# Task
Copy every entry word for word, but skip the pictures.

>> Begin Entries shown

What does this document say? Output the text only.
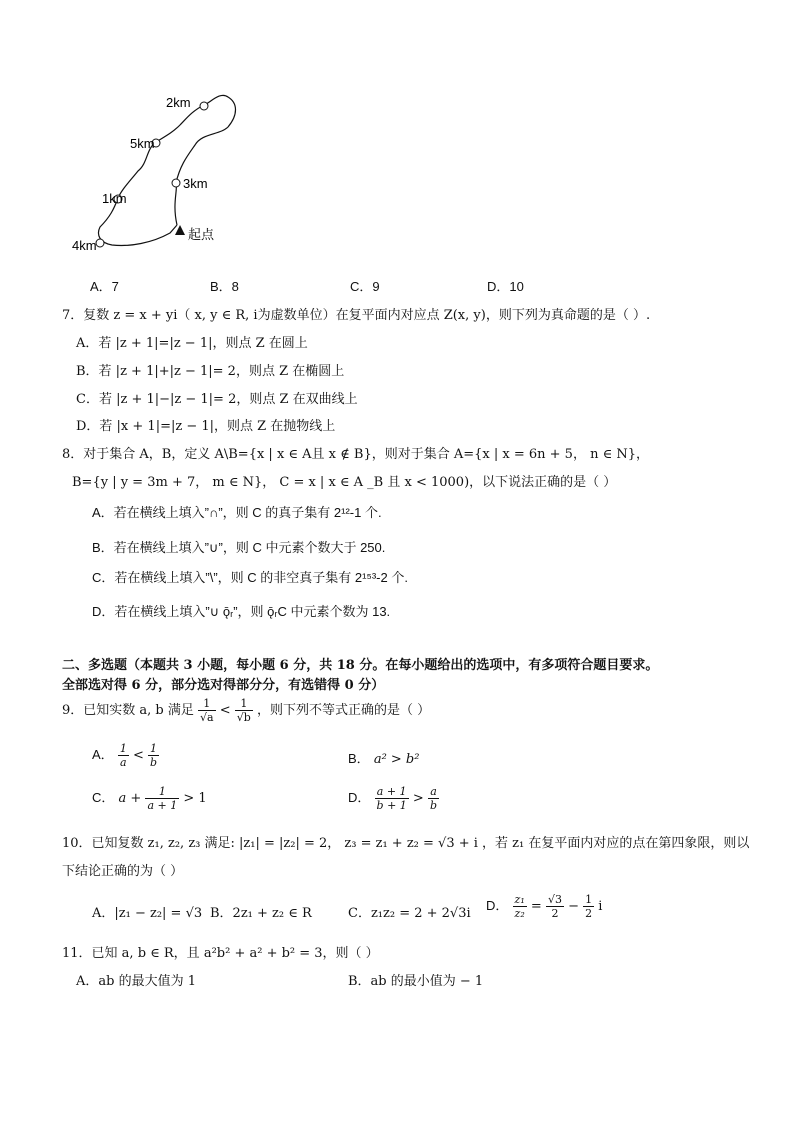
2km
5km
3km
1km
4km
起点
A．7	B．8	C．9	D．10
7．复数 z = x + yi（ x, y ∈ R, i为虚数单位）在复平面内对应点 Z(x, y)，则下列为真命题的是（ ）.
A．若 |z + 1|=|z − 1|，则点 Z 在圆上
B．若 |z + 1|+|z − 1|= 2，则点 Z 在椭圆上
C．若 |z + 1|−|z − 1|= 2，则点 Z 在双曲线上
D．若 |x + 1|=|z − 1|，则点 Z 在抛物线上
8．对于集合 A，B，定义 A\B={x | x ∈ A且 x ∉ B}，则对于集合 A={x | x = 6n + 5， n ∈ N}，
B={y | y = 3m + 7， m ∈ N}， C = x | x ∈ A _B 且 x < 1000)，以下说法正确的是（ ）
A．若在横线上填入”∩”，则 C 的真子集有 2¹²-1 个.
B．若在横线上填入”∪”，则 C 中元素个数大于 250.
C．若在横线上填入”\”，则 C 的非空真子集有 2¹⁵³-2 个.
D．若在横线上填入”∪ ǭᵣ”，则 ǭᵣC 中元素个数为 13.
二、多选题（本题共 3 小题，每小题 6 分，共 18 分。在每小题给出的选项中，有多项符合题目要求。
全部选对得 6 分，部分选对得部分分，有选错得 0 分）
9．已知实数 a, b 满足 $\frac{1}{√a} < \frac{1}{√b}$ ，则下列不等式正确的是（ ）
A． $\frac{1}{a} < \frac{1}{b}$	B． a² > b²
C． $a + \frac{1}{a + 1} > 1$	D． $\frac{a + 1}{b + 1} > \frac{a}{b}$
10．已知复数 z₁, z₂, z₃ 满足: |z₁| = |z₂| = 2， z₃ = z₁ + z₂ = √3 + i ，若 z₁ 在复平面内对应的点在第四象限，则以
下结论正确的为（ ）
A．|z₁ − z₂| = √3 B．2z₁ + z₂ ∈ R	C．z₁z₂ = 2 + 2√3i
D． $\frac{\text{z₁}}{\text{z₂}} = \frac{√3}{2} - \frac{1}{2}$ i
11．已知 a, b ∈ R，且 a²b² + a² + b² = 3，则（ ）
A．ab 的最大值为 1	B．ab 的最小值为 − 1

>> End Entries shown

# Solution to this exercise
What does this document say? Output the text only.
2km
5km
3km
1km
4km
起点
A．7	B．8	C．9	D．10
7．复数 z = x + yi（ x, y ∈ R, i为虚数单位）在复平面内对应点 Z(x, y)，则下列为真命题的是（ ）.
A．若 |z + 1|=|z − 1|，则点 Z 在圆上
B．若 |z + 1|+|z − 1|= 2，则点 Z 在椭圆上
C．若 |z + 1|−|z − 1|= 2，则点 Z 在双曲线上
D．若 |x + 1|=|z − 1|，则点 Z 在抛物线上
8．对于集合 A，B，定义 A\B={x | x ∈ A且 x ∉ B}，则对于集合 A={x | x = 6n + 5， n ∈ N}，
B={y | y = 3m + 7， m ∈ N}， C = x | x ∈ A _B 且 x < 1000)，以下说法正确的是（ ）
A．若在横线上填入”∩”，则 C 的真子集有 2¹²-1 个.
B．若在横线上填入”∪”，则 C 中元素个数大于 250.
C．若在横线上填入”\”，则 C 的非空真子集有 2¹⁵³-2 个.
D．若在横线上填入”∪ ǭᵣ”，则 ǭᵣC 中元素个数为 13.
二、多选题（本题共 3 小题，每小题 6 分，共 18 分。在每小题给出的选项中，有多项符合题目要求。
全部选对得 6 分，部分选对得部分分，有选错得 0 分）
9．已知实数 a, b 满足 $\frac{1}{√a} < \frac{1}{√b}$ ，则下列不等式正确的是（ ）
A． $\frac{1}{a} < \frac{1}{b}$	B． a² > b²
C． $a + \frac{1}{a + 1} > 1$	D． $\frac{a + 1}{b + 1} > \frac{a}{b}$
10．已知复数 z₁, z₂, z₃ 满足: |z₁| = |z₂| = 2， z₃ = z₁ + z₂ = √3 + i ，若 z₁ 在复平面内对应的点在第四象限，则以
下结论正确的为（ ）
A．|z₁ − z₂| = √3 B．2z₁ + z₂ ∈ R	C．z₁z₂ = 2 + 2√3i
D． $\frac{\text{z₁}}{\text{z₂}} = \frac{√3}{2} - \frac{1}{2}$ i
11．已知 a, b ∈ R，且 a²b² + a² + b² = 3，则（ ）
A．ab 的最大值为 1	B．ab 的最小值为 − 1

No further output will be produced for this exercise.